(Stored items)
# # #
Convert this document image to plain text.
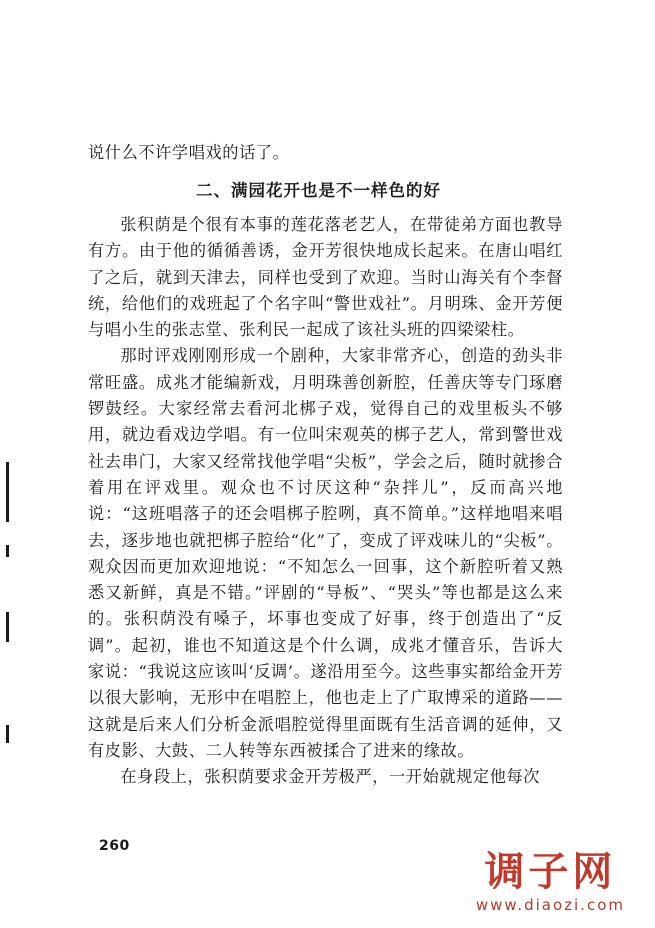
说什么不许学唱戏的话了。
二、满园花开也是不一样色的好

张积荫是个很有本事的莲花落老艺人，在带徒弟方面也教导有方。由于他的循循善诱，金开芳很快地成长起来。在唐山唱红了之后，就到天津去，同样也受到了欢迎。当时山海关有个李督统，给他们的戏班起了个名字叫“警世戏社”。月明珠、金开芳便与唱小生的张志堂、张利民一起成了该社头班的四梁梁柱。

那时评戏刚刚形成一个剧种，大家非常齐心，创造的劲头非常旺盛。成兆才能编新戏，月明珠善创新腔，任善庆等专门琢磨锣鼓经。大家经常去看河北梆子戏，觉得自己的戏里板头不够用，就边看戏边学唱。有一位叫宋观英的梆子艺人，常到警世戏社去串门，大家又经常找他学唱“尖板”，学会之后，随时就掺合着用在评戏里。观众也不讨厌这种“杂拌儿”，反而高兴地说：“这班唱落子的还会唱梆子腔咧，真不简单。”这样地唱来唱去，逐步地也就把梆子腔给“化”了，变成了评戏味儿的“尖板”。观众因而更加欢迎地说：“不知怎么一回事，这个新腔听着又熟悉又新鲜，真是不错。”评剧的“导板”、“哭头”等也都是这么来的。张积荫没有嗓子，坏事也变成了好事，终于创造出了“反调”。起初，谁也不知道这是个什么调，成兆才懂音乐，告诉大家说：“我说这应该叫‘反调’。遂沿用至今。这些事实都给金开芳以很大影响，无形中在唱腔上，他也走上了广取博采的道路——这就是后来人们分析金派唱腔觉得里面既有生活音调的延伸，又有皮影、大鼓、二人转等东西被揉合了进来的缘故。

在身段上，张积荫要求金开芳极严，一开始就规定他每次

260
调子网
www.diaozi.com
# # #
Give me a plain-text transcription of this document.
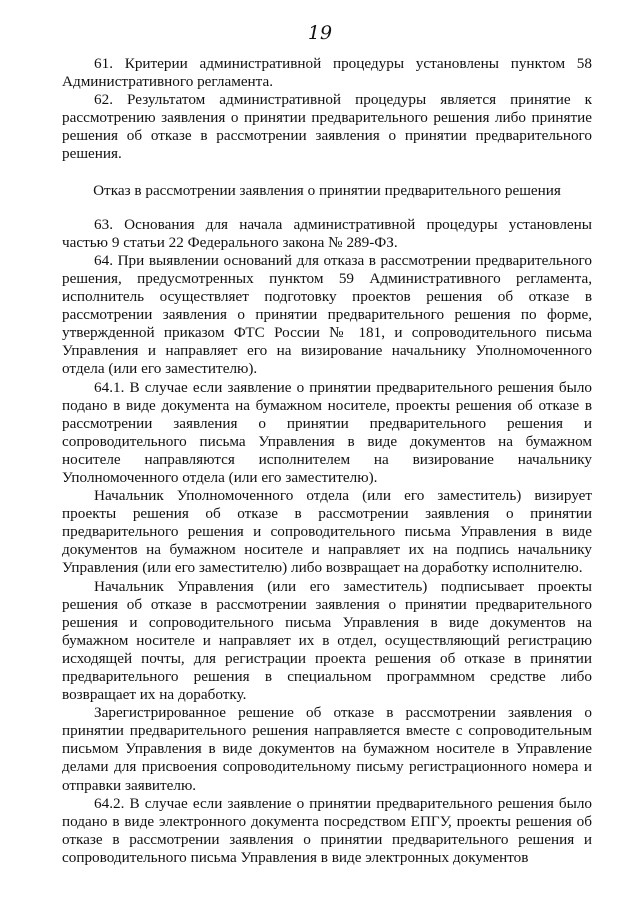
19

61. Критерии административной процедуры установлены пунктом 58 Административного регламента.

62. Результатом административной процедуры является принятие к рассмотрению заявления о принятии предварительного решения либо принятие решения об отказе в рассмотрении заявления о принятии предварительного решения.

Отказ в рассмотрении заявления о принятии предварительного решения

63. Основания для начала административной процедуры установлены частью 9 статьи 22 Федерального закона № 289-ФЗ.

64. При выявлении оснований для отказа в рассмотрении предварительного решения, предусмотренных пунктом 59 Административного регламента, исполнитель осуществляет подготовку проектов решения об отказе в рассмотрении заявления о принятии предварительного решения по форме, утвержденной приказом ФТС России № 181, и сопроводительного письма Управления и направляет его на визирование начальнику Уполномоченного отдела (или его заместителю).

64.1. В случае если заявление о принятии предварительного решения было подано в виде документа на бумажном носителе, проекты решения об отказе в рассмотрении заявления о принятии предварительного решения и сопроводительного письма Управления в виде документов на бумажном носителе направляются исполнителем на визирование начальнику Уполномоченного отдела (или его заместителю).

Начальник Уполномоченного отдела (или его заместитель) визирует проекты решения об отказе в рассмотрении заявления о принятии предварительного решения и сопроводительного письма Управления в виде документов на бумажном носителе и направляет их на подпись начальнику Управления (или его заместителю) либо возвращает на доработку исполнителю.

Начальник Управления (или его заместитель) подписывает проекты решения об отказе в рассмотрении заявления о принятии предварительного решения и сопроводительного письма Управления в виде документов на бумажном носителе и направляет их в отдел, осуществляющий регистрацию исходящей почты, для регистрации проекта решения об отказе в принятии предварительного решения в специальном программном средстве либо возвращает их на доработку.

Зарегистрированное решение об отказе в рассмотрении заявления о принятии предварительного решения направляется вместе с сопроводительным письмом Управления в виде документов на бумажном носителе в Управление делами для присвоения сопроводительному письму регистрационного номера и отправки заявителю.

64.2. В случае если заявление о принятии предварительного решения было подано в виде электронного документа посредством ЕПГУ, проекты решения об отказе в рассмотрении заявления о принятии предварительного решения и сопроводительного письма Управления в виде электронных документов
# # #
EXERCISE REQUIREMENTS:
List all lines from the entries that include the word "если".

FULL ANSWER:
64.1. В случае если заявление о принятии предварительного решения было подано в виде документа на бумажном носителе, проекты решения об отказе в рассмотрении заявления о принятии предварительного решения и сопроводительного письма Управления в виде документов на бумажном носителе направляются исполнителем на визирование начальнику Уполномоченного отдела (или его заместителю).
64.2. В случае если заявление о принятии предварительного решения было подано в виде электронного документа посредством ЕПГУ, проекты решения об отказе в рассмотрении заявления о принятии предварительного решения и сопроводительного письма Управления в виде электронных документов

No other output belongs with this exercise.